=== ROWS ===
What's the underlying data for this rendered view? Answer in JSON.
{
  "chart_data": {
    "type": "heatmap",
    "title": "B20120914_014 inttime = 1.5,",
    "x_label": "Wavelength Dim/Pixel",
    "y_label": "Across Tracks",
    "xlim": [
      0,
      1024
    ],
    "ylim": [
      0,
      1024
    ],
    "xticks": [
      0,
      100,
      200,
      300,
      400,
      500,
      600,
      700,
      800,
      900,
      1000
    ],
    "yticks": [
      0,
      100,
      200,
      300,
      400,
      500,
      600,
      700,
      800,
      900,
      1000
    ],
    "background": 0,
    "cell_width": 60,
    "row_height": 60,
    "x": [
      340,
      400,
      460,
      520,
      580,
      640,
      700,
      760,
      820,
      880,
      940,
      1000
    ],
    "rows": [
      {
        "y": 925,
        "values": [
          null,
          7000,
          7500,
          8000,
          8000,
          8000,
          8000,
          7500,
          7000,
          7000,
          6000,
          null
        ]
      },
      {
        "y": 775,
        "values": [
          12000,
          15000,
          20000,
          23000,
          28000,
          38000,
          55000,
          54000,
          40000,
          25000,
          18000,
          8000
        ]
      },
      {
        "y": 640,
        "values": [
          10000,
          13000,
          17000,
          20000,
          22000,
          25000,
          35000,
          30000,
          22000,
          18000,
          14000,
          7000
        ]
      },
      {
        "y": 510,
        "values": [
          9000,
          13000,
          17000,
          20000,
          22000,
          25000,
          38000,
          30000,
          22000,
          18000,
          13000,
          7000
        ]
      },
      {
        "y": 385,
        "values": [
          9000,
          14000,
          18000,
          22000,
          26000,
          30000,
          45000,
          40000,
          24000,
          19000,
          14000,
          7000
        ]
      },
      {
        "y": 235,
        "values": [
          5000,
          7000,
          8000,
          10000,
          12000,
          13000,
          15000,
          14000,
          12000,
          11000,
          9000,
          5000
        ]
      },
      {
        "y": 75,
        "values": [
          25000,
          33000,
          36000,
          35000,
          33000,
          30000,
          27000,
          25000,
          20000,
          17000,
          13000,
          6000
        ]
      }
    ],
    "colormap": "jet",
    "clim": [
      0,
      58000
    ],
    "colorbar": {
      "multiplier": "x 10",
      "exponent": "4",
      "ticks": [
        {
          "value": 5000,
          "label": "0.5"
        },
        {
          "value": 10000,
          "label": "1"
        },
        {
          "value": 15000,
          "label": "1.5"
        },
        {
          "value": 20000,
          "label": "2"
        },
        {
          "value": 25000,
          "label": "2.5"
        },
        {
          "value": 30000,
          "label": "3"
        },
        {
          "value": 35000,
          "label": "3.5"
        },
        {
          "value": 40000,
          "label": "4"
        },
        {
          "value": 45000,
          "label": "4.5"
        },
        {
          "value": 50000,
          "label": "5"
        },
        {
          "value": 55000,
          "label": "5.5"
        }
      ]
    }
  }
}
===
Return the whole listing exactly.

What's the underlying data for this rendered view? Answer in JSON.
{
  "chart_data": {
    "type": "heatmap",
    "title": "B20120914_014 inttime = 1.5,",
    "x_label": "Wavelength Dim/Pixel",
    "y_label": "Across Tracks",
    "xlim": [
      0,
      1024
    ],
    "ylim": [
      0,
      1024
    ],
    "xticks": [
      0,
      100,
      200,
      300,
      400,
      500,
      600,
      700,
      800,
      900,
      1000
    ],
    "yticks": [
      0,
      100,
      200,
      300,
      400,
      500,
      600,
      700,
      800,
      900,
      1000
    ],
    "background": 0,
    "cell_width": 60,
    "row_height": 60,
    "x": [
      340,
      400,
      460,
      520,
      580,
      640,
      700,
      760,
      820,
      880,
      940,
      1000
    ],
    "rows": [
      {
        "y": 925,
        "values": [
          null,
          7000,
          7500,
          8000,
          8000,
          8000,
          8000,
          7500,
          7000,
          7000,
          6000,
          null
        ]
      },
      {
        "y": 775,
        "values": [
          12000,
          15000,
          20000,
          23000,
          28000,
          38000,
          55000,
          54000,
          40000,
          25000,
          18000,
          8000
        ]
      },
      {
        "y": 640,
        "values": [
          10000,
          13000,
          17000,
          20000,
          22000,
          25000,
          35000,
          30000,
          22000,
          18000,
          14000,
          7000
        ]
      },
      {
        "y": 510,
        "values": [
          9000,
          13000,
          17000,
          20000,
          22000,
          25000,
          38000,
          30000,
          22000,
          18000,
          13000,
          7000
        ]
      },
      {
        "y": 385,
        "values": [
          9000,
          14000,
          18000,
          22000,
          26000,
          30000,
          45000,
          40000,
          24000,
          19000,
          14000,
          7000
        ]
      },
      {
        "y": 235,
        "values": [
          5000,
          7000,
          8000,
          10000,
          12000,
          13000,
          15000,
          14000,
          12000,
          11000,
          9000,
          5000
        ]
      },
      {
        "y": 75,
        "values": [
          25000,
          33000,
          36000,
          35000,
          33000,
          30000,
          27000,
          25000,
          20000,
          17000,
          13000,
          6000
        ]
      }
    ],
    "colormap": "jet",
    "clim": [
      0,
      58000
    ],
    "colorbar": {
      "multiplier": "x 10",
      "exponent": "4",
      "ticks": [
        {
          "value": 5000,
          "label": "0.5"
        },
        {
          "value": 10000,
          "label": "1"
        },
        {
          "value": 15000,
          "label": "1.5"
        },
        {
          "value": 20000,
          "label": "2"
        },
        {
          "value": 25000,
          "label": "2.5"
        },
        {
          "value": 30000,
          "label": "3"
        },
        {
          "value": 35000,
          "label": "3.5"
        },
        {
          "value": 40000,
          "label": "4"
        },
        {
          "value": 45000,
          "label": "4.5"
        },
        {
          "value": 50000,
          "label": "5"
        },
        {
          "value": 55000,
          "label": "5.5"
        }
      ]
    }
  }
}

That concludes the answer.